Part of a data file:
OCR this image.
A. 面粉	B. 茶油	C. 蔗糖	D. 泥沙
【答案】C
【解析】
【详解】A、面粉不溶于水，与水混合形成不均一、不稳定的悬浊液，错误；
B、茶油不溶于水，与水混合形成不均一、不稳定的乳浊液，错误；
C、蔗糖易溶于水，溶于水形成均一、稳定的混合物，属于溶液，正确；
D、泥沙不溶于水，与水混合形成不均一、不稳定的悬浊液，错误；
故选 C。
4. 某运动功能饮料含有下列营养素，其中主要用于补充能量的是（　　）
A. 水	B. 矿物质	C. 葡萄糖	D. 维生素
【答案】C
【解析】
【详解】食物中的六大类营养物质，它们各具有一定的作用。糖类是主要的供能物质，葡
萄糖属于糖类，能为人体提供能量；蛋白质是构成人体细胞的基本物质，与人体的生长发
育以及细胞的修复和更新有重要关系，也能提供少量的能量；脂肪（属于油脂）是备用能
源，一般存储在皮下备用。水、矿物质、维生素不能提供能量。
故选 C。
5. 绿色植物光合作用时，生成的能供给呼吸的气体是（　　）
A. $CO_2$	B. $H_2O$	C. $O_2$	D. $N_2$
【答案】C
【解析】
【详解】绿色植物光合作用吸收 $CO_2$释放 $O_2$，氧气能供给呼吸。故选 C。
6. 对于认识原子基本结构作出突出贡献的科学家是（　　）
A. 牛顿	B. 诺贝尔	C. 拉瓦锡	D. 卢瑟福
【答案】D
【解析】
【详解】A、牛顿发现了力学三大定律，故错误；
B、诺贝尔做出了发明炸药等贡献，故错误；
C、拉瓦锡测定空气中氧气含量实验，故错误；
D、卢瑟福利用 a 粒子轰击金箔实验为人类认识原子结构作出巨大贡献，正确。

Exercise aim: Print out every record again, exactly and in full.

Written answer:
OCR this image.
A. 面粉	B. 茶油	C. 蔗糖	D. 泥沙
【答案】C
【解析】
【详解】A、面粉不溶于水，与水混合形成不均一、不稳定的悬浊液，错误；
B、茶油不溶于水，与水混合形成不均一、不稳定的乳浊液，错误；
C、蔗糖易溶于水，溶于水形成均一、稳定的混合物，属于溶液，正确；
D、泥沙不溶于水，与水混合形成不均一、不稳定的悬浊液，错误；
故选 C。
4. 某运动功能饮料含有下列营养素，其中主要用于补充能量的是（　　）
A. 水	B. 矿物质	C. 葡萄糖	D. 维生素
【答案】C
【解析】
【详解】食物中的六大类营养物质，它们各具有一定的作用。糖类是主要的供能物质，葡
萄糖属于糖类，能为人体提供能量；蛋白质是构成人体细胞的基本物质，与人体的生长发
育以及细胞的修复和更新有重要关系，也能提供少量的能量；脂肪（属于油脂）是备用能
源，一般存储在皮下备用。水、矿物质、维生素不能提供能量。
故选 C。
5. 绿色植物光合作用时，生成的能供给呼吸的气体是（　　）
A. $CO_2$	B. $H_2O$	C. $O_2$	D. $N_2$
【答案】C
【解析】
【详解】绿色植物光合作用吸收 $CO_2$释放 $O_2$，氧气能供给呼吸。故选 C。
6. 对于认识原子基本结构作出突出贡献的科学家是（　　）
A. 牛顿	B. 诺贝尔	C. 拉瓦锡	D. 卢瑟福
【答案】D
【解析】
【详解】A、牛顿发现了力学三大定律，故错误；
B、诺贝尔做出了发明炸药等贡献，故错误；
C、拉瓦锡测定空气中氧气含量实验，故错误；
D、卢瑟福利用 a 粒子轰击金箔实验为人类认识原子结构作出巨大贡献，正确。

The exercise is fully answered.